PROBLEM DESCRIPTION
Count the lines in the material below that contain the word "entrée", and reply with only that number.
|---|
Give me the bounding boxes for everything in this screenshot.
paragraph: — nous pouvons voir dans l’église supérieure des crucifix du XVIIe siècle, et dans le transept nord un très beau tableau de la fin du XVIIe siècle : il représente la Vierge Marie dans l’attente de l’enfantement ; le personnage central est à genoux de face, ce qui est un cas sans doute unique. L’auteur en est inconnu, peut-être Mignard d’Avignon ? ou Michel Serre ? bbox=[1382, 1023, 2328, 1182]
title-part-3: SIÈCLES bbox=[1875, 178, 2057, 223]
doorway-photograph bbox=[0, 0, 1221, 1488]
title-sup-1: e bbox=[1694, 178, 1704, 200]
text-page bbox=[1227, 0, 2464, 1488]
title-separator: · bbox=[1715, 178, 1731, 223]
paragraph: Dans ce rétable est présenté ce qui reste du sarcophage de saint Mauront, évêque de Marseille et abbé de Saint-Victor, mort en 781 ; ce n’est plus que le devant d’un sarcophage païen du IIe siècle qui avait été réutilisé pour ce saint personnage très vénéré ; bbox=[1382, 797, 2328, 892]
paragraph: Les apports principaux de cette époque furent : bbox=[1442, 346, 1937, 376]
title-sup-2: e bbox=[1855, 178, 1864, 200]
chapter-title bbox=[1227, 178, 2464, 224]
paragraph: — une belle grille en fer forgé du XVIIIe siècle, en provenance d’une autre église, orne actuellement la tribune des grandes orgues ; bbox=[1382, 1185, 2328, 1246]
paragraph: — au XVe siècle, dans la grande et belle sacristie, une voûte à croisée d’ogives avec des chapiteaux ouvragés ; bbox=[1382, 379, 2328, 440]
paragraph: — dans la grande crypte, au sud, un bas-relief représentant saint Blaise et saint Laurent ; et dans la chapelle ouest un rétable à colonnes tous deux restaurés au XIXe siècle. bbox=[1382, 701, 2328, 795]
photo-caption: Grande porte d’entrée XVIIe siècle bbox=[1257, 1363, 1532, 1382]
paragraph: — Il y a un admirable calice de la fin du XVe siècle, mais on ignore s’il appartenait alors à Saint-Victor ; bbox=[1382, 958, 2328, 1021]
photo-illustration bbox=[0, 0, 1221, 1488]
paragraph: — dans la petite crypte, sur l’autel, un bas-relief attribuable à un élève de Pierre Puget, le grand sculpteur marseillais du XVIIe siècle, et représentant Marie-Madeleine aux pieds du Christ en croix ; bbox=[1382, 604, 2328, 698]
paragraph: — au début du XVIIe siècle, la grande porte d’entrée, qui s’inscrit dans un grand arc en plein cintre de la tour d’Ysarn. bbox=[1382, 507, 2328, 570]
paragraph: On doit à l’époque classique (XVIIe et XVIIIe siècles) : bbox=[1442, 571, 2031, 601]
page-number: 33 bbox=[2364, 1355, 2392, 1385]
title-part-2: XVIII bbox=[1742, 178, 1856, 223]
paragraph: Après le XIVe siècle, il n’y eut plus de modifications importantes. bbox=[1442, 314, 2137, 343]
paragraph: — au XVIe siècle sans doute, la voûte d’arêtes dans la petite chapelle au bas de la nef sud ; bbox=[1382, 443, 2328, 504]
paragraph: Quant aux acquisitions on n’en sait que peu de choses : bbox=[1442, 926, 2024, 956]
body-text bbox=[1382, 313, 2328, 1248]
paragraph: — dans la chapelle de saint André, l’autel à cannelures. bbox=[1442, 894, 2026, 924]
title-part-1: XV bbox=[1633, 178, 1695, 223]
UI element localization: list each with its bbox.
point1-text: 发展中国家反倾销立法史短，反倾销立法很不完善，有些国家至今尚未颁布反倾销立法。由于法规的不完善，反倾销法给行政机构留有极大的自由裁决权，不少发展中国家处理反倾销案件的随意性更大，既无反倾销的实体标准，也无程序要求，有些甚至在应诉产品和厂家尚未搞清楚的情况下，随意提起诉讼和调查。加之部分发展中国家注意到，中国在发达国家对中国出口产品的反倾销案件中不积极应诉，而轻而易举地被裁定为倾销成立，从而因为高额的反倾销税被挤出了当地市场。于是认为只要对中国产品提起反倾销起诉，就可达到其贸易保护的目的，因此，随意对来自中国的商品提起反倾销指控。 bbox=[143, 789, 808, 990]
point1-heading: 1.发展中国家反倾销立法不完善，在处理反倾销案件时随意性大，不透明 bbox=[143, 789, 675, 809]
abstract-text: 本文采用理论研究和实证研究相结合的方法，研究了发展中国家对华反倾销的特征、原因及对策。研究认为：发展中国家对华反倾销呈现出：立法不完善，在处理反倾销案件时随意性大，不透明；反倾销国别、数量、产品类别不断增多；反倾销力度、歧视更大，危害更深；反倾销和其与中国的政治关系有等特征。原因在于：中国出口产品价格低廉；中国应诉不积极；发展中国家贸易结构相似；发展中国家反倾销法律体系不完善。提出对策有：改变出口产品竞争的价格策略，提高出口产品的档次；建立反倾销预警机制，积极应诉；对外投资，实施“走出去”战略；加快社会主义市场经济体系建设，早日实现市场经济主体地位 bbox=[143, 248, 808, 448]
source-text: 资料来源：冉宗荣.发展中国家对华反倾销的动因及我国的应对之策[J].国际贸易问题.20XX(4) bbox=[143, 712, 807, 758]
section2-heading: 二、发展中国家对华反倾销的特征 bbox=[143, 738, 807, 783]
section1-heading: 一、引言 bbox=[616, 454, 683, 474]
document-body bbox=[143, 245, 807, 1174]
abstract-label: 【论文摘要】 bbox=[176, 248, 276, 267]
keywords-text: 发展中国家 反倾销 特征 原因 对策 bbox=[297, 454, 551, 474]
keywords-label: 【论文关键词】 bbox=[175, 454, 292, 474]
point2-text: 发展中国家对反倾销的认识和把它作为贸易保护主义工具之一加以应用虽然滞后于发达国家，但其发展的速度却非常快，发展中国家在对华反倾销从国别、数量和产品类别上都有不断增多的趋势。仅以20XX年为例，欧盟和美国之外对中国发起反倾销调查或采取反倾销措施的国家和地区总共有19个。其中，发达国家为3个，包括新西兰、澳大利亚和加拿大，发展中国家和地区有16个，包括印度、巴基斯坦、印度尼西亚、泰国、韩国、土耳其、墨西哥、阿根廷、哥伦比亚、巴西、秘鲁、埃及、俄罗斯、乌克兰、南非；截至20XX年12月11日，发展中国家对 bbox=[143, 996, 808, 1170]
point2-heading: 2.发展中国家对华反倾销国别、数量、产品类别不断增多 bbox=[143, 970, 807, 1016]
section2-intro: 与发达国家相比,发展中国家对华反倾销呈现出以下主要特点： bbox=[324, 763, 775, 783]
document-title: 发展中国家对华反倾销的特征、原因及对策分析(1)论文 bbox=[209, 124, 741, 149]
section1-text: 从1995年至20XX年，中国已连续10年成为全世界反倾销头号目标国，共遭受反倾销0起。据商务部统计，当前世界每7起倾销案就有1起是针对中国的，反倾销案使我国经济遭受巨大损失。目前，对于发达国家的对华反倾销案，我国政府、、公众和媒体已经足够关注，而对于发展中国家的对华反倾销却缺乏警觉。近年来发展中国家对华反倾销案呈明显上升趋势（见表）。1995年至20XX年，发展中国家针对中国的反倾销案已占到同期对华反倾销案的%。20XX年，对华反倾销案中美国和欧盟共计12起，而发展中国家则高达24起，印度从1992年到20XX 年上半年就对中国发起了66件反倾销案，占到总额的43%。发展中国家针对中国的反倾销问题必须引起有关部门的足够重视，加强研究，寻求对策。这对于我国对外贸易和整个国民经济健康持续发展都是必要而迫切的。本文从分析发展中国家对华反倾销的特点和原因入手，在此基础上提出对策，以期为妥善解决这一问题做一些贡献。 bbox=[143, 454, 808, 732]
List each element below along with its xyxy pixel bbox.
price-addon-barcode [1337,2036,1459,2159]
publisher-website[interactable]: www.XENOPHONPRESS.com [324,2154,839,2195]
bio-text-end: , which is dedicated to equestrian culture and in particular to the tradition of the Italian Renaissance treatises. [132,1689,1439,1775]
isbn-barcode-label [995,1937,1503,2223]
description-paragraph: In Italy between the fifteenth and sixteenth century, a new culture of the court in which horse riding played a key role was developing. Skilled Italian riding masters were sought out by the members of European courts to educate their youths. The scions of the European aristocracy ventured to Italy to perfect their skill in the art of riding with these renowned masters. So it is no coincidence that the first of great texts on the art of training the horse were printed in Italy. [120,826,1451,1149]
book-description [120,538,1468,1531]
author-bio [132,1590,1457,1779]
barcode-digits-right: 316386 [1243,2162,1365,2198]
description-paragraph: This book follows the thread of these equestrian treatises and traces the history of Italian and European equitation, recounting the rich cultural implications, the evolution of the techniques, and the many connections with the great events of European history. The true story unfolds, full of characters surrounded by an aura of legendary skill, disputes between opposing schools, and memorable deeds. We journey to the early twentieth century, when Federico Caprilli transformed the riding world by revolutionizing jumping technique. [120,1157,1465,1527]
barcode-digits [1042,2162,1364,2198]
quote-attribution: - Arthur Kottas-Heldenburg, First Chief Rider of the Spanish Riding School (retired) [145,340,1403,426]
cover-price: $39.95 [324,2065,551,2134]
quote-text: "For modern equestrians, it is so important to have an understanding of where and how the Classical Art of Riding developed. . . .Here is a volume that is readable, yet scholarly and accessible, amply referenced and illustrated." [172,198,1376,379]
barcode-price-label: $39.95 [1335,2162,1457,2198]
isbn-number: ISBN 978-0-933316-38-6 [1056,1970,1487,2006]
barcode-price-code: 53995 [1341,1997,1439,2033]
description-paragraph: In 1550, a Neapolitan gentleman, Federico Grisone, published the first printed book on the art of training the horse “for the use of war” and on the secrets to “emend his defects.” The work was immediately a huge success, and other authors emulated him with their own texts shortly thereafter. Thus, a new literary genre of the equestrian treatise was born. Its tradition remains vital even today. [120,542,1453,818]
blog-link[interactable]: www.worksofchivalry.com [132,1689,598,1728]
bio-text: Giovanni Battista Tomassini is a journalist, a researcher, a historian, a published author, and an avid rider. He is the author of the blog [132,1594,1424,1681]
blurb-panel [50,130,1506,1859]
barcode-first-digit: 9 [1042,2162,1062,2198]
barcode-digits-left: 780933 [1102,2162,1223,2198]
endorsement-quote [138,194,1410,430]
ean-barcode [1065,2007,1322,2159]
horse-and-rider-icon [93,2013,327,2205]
|---|
REPLY TO THE TASK
2